### [Texto mostrado]

--------

La patria soy yo: Mitologías de/para una nación empresaria
Por Sebastián Russo*
(Este texto se garabateó la semana siguiente al triunfo de Macri, ante la consigna colectiva “Por qué perdimos” que junto a un grupo de cofrades nos hicimos y hacemos. Desde aquel momento, seguimos en “estado de confabulación”, siendo ahora Relámpagos parte de tal deriva conspirativa. Y ante un actual estado de situación -de peligro-, aquellas palabras, de aquellos ya lejanos, pareciera, primeros momentos, parecen volverse escuetas, ingenuas, insuficientes. Aunque necesarias para intentar densificar el cuerpo de textos, de acciones que emergieron, que no pueden dejar de emerger y, sobre todo, articularse. Entramado no menos necesario, que no debe dejar a su vez de preguntarse algo que faltó ser interrogado en profundidad: quiénes somos –finalmente- nosotros, los que perdimos, los que nos preguntamos y escribimos; cuántos nosotros caben en ese nosotros, cuántos permitimos, cuáles son nuestras patrias, cuáles nuestros mitos)
El mito, desde Sorel y Benjamin a Barthes y Jauretche, resultó ser un relato colectivo que condensó acciones, aunó criterios, simplificó discusiones, afiló rugosidades. Y por tales motivos, devino arma retórica, herramienta crítica, pero también objeto (contundente) a develar, revelar y rebelar.
Entendiendo que gran parte de la derrota del kirchnerismo se inscribe en el campo de lo simbólico, siendo el trasapaso de gobierno con menos cimbronazos de los últimos 50 años (sin desconocer el desgrane de una estrategia política que se confió demasiado, tomando todas las malas decisiones juntas posibles), y que la cantinela de un “relato” que debía ser “transparentizado”, fue escenario de batallas sígnicas que comienzan a su vez a “sincerarse”, hurguemos algunos de los mitos que contribuyeron a la derrota y constituyen la nueva retórica política de estos años (meses, días, horas) empresario-patronales por venir.

--------

### [Fragmentos de datos]
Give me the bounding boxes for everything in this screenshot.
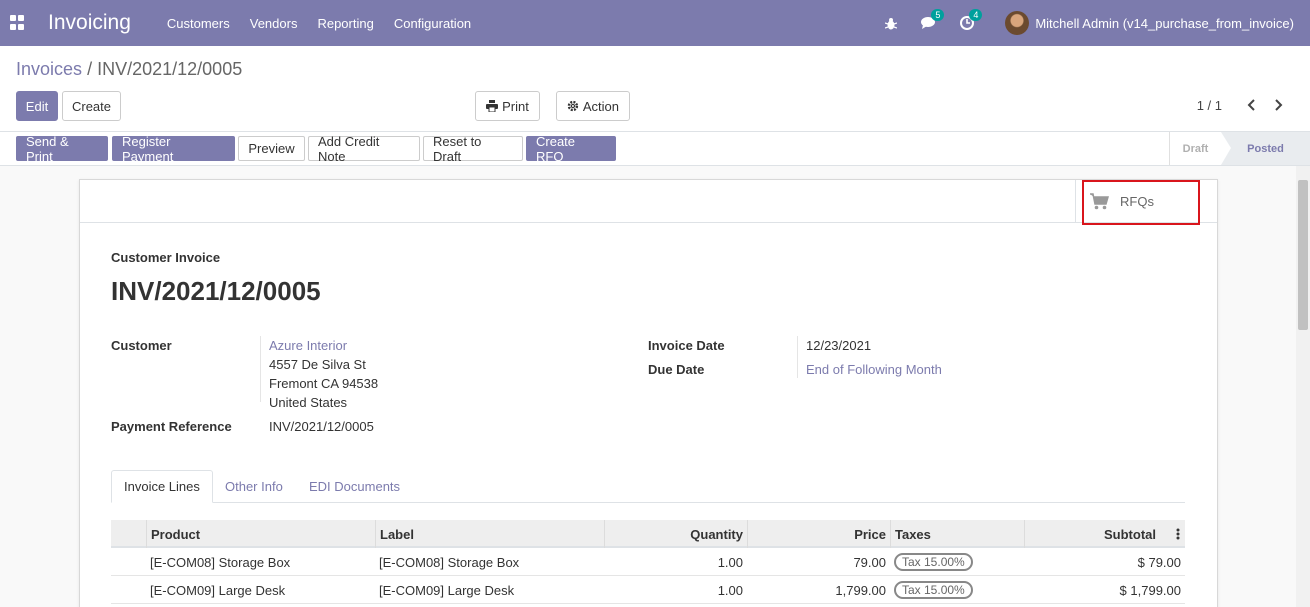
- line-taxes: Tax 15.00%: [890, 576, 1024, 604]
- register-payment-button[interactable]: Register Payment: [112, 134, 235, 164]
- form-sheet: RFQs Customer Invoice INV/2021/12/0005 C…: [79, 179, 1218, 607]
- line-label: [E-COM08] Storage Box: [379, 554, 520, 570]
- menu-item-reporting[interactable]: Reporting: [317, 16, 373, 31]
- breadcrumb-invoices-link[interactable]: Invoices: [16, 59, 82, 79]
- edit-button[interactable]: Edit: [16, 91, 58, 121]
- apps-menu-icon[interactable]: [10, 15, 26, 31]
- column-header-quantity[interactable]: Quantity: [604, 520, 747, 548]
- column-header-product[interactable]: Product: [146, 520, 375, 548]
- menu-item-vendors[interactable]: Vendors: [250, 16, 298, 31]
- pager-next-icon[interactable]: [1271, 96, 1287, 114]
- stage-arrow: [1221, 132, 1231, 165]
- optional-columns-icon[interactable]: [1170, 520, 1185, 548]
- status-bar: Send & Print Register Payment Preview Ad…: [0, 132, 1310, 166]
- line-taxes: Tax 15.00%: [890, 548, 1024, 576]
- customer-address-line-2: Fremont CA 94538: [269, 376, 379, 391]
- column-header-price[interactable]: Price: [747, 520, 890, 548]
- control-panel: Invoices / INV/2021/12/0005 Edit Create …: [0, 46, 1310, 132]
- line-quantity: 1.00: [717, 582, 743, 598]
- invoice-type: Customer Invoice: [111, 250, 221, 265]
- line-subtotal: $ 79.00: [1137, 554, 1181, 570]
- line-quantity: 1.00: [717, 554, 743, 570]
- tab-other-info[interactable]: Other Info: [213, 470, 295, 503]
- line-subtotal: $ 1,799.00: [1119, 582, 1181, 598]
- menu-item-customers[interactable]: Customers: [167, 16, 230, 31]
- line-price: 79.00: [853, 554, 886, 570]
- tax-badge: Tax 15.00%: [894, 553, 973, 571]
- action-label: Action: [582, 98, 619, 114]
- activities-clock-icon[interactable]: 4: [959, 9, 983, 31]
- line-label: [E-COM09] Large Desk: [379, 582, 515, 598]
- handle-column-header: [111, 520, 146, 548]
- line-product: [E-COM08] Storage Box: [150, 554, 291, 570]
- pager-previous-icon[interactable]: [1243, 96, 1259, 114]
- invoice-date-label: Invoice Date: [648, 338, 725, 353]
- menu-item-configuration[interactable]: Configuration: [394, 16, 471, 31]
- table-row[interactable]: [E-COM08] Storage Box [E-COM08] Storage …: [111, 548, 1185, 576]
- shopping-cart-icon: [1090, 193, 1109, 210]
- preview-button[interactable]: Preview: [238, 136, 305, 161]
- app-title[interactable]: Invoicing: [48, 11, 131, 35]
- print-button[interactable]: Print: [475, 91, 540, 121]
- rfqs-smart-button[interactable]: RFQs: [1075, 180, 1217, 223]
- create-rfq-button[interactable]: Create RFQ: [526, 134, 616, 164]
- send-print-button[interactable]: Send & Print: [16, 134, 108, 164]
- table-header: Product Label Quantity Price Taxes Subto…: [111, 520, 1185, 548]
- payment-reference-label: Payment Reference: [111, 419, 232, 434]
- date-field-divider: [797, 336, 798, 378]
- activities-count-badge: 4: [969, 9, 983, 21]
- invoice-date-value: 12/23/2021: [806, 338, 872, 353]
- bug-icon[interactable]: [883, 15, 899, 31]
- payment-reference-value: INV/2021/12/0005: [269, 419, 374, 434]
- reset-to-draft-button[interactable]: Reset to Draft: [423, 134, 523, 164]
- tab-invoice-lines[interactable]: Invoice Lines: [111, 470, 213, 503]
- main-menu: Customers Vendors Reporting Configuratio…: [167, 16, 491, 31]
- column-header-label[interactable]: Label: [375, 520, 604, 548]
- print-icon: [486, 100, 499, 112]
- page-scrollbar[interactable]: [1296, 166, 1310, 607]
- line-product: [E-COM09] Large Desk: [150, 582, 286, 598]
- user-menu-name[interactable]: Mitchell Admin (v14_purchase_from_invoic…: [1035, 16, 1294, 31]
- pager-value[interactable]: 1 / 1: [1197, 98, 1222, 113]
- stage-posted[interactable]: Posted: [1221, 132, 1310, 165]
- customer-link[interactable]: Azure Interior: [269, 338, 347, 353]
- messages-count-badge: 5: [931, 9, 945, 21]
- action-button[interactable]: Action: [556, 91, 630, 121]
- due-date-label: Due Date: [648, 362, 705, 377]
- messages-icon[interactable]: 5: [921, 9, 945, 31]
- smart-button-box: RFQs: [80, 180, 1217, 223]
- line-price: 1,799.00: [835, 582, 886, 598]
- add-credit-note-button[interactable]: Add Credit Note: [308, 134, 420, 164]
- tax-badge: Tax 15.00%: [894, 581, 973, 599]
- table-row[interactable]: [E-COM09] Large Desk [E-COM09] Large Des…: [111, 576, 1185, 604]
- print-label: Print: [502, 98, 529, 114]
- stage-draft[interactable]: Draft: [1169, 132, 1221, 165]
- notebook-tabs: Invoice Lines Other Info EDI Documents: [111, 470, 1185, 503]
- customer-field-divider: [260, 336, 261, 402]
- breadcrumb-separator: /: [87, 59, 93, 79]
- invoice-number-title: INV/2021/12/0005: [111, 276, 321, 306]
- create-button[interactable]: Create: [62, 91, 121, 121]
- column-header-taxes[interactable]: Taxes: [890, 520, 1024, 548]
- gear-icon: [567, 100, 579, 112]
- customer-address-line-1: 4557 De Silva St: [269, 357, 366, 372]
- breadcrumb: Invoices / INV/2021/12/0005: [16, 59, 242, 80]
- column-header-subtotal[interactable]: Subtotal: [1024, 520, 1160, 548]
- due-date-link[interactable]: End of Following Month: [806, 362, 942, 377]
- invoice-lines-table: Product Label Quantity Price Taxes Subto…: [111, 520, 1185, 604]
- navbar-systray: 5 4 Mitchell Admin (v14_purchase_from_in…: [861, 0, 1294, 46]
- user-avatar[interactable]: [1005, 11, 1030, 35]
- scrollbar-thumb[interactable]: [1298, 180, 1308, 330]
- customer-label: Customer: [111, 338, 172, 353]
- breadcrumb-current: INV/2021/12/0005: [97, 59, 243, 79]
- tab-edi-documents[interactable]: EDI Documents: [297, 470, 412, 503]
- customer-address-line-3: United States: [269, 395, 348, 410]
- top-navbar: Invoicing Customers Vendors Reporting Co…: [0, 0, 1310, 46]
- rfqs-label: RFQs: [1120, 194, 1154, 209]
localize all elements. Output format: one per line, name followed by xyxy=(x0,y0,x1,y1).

--------

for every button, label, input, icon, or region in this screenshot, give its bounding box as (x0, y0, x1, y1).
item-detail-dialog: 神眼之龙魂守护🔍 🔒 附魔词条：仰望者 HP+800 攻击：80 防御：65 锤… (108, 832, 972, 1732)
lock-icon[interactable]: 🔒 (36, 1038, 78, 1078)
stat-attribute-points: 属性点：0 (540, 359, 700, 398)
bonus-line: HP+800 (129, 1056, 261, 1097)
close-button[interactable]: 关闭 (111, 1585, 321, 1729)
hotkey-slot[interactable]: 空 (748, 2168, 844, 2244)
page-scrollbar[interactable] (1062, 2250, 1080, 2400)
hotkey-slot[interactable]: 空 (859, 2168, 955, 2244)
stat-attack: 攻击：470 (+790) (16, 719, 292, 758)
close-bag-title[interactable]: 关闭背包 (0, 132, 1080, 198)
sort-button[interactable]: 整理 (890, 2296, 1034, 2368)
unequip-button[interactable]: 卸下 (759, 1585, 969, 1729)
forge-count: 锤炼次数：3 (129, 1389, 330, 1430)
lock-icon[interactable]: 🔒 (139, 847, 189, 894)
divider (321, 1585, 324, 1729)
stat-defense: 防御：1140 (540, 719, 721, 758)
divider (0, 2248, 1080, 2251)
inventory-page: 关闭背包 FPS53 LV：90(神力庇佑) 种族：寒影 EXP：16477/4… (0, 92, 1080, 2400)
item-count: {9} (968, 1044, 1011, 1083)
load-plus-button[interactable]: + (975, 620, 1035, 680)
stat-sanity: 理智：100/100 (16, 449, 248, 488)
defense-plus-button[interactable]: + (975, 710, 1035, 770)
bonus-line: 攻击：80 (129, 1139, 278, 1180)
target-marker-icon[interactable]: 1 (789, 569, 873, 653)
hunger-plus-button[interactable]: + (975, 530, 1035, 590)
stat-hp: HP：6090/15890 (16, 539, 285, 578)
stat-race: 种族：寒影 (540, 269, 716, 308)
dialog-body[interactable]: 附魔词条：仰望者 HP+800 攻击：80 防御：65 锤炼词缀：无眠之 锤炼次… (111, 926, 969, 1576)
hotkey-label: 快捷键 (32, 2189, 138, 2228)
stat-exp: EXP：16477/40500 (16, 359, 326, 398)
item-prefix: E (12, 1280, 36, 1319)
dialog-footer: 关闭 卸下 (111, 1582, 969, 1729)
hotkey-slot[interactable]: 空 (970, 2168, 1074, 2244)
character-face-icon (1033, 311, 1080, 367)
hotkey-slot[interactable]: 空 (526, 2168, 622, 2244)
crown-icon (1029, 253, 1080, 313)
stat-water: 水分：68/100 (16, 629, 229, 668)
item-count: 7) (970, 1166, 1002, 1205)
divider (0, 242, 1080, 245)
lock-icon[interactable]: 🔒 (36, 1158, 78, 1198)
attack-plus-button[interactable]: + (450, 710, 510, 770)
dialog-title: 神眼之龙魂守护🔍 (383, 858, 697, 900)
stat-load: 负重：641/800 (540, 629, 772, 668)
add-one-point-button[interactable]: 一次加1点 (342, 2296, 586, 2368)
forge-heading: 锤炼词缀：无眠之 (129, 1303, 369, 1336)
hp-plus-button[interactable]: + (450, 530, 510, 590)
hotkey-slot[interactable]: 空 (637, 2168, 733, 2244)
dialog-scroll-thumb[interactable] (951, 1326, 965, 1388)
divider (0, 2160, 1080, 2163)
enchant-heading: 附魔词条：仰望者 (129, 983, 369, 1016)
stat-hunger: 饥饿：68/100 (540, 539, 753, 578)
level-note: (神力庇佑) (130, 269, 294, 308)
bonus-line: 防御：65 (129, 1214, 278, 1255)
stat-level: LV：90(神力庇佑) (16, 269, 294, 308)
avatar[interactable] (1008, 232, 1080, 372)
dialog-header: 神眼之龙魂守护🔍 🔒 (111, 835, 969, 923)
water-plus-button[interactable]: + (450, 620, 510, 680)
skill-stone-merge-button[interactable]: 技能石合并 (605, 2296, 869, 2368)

--------

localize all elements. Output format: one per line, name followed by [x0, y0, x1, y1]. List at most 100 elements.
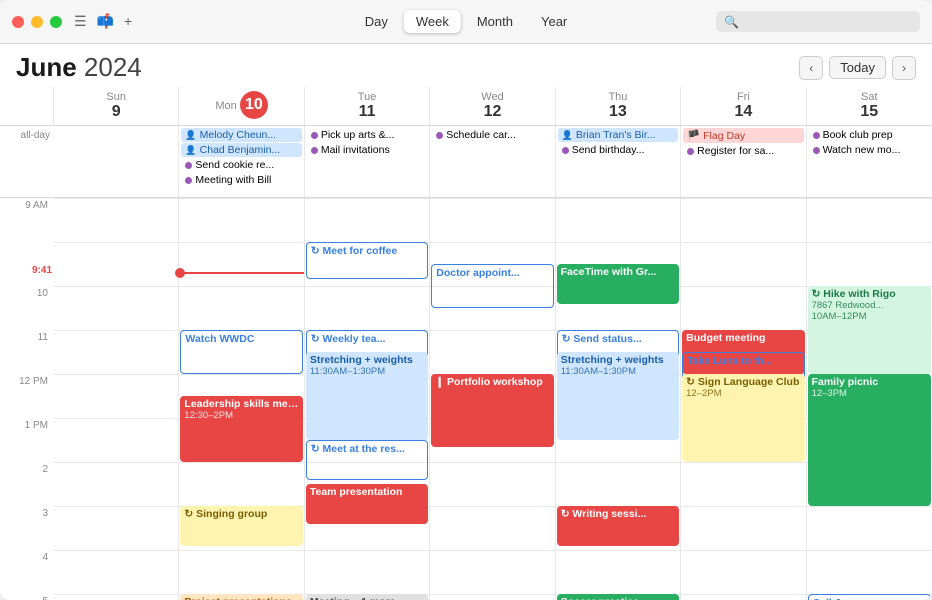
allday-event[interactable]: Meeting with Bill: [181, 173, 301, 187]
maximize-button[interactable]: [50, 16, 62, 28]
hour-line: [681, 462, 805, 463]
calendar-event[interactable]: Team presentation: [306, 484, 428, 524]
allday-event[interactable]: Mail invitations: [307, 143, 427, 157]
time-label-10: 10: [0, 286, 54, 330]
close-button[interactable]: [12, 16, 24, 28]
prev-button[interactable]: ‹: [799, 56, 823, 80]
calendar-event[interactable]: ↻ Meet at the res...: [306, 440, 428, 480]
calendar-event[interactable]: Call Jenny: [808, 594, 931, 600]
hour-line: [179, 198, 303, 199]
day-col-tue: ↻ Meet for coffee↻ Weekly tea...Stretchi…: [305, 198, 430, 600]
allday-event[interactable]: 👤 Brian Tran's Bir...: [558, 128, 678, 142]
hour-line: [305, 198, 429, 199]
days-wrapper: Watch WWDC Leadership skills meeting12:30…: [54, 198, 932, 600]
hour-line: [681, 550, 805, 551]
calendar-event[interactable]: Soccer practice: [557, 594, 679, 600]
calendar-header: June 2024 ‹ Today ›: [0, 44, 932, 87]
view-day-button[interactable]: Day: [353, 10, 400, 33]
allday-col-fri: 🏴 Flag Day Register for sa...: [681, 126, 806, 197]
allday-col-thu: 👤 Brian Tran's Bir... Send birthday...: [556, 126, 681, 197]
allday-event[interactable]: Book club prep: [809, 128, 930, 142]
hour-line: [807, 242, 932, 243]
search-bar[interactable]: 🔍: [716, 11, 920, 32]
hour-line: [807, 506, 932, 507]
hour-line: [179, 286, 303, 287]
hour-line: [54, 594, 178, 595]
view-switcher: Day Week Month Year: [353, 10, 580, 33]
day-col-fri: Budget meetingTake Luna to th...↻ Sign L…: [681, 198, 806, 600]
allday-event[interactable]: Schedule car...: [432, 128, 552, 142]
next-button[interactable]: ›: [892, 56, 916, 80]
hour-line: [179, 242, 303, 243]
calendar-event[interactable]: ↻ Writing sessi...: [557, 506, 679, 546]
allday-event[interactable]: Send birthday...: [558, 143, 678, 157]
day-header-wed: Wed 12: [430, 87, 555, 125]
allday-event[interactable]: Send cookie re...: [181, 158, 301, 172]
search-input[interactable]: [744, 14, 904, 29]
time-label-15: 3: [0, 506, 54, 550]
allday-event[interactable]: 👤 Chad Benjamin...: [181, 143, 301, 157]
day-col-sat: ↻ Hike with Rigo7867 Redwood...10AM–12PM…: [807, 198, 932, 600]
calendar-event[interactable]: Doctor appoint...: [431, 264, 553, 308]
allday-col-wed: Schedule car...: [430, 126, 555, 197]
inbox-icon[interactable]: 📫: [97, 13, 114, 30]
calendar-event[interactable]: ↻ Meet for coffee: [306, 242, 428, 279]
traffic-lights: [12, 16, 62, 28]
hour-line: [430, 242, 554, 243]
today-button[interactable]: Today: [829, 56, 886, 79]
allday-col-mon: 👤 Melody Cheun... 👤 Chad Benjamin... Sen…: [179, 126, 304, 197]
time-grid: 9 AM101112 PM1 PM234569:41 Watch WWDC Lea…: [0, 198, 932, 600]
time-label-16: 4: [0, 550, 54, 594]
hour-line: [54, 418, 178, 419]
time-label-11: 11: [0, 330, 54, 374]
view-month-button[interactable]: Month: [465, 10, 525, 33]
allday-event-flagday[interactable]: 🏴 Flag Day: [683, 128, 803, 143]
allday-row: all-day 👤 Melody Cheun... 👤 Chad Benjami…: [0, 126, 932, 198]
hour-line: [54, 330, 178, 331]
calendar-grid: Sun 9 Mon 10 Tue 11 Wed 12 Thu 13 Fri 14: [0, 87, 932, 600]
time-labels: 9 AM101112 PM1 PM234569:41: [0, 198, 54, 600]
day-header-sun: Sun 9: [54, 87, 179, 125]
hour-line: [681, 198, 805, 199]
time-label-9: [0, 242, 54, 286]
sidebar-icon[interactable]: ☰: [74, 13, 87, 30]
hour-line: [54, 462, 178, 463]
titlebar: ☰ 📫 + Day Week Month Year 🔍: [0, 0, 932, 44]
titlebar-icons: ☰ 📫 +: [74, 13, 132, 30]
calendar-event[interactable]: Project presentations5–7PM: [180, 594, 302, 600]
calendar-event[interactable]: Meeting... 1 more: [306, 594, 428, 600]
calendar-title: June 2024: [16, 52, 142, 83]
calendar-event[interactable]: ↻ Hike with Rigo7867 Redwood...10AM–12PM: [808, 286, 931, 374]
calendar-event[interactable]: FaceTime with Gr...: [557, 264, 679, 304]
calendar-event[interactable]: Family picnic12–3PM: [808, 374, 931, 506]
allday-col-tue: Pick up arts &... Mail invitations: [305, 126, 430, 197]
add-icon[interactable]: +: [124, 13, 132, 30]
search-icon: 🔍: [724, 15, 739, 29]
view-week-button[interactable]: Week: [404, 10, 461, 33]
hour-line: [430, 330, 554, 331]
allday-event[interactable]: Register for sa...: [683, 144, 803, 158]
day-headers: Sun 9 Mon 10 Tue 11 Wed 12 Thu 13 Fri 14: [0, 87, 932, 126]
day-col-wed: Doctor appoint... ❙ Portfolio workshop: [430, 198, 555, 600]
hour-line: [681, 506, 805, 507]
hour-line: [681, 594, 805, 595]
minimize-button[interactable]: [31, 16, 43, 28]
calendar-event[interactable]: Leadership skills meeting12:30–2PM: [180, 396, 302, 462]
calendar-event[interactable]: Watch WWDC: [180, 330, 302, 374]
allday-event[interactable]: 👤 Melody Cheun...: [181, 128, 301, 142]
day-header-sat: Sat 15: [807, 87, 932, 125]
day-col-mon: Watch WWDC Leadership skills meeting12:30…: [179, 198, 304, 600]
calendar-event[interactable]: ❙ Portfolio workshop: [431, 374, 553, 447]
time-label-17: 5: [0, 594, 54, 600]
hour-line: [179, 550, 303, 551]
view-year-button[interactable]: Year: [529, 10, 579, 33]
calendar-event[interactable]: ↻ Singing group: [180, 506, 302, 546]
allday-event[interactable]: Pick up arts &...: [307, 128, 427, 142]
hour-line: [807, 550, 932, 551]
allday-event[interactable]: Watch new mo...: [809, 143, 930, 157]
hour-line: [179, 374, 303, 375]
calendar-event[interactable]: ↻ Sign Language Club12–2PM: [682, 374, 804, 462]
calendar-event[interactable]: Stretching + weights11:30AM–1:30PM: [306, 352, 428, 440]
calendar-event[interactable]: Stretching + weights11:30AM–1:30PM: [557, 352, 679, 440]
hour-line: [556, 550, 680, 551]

--------

### [Tarea a realizar]
Reproduce completo y sin ningún cambio el texto sobre los mitos de la nación empresaria.

### [Respuesta]
La patria soy yo: Mitologías de/para una nación empresaria
Por Sebastián Russo*
(Este texto se garabateó la semana siguiente al triunfo de Macri, ante la consigna colectiva “Por qué perdimos” que junto a un grupo de cofrades nos hicimos y hacemos. Desde aquel momento, seguimos en “estado de confabulación”, siendo ahora Relámpagos parte de tal deriva conspirativa. Y ante un actual estado de situación -de peligro-, aquellas palabras, de aquellos ya lejanos, pareciera, primeros momentos, parecen volverse escuetas, ingenuas, insuficientes. Aunque necesarias para intentar densificar el cuerpo de textos, de acciones que emergieron, que no pueden dejar de emerger y, sobre todo, articularse. Entramado no menos necesario, que no debe dejar a su vez de preguntarse algo que faltó ser interrogado en profundidad: quiénes somos –finalmente- nosotros, los que perdimos, los que nos preguntamos y escribimos; cuántos nosotros caben en ese nosotros, cuántos permitimos, cuáles son nuestras patrias, cuáles nuestros mitos)
El mito, desde Sorel y Benjamin a Barthes y Jauretche, resultó ser un relato colectivo que condensó acciones, aunó criterios, simplificó discusiones, afiló rugosidades. Y por tales motivos, devino arma retórica, herramienta crítica, pero también objeto (contundente) a develar, revelar y rebelar.
Entendiendo que gran parte de la derrota del kirchnerismo se inscribe en el campo de lo simbólico, siendo el trasapaso de gobierno con menos cimbronazos de los últimos 50 años (sin desconocer el desgrane de una estrategia política que se confió demasiado, tomando todas las malas decisiones juntas posibles), y que la cantinela de un “relato” que debía ser “transparentizado”, fue escenario de batallas sígnicas que comienzan a su vez a “sincerarse”, hurguemos algunos de los mitos que contribuyeron a la derrota y constituyen la nueva retórica política de estos años (meses, días, horas) empresario-patronales por venir.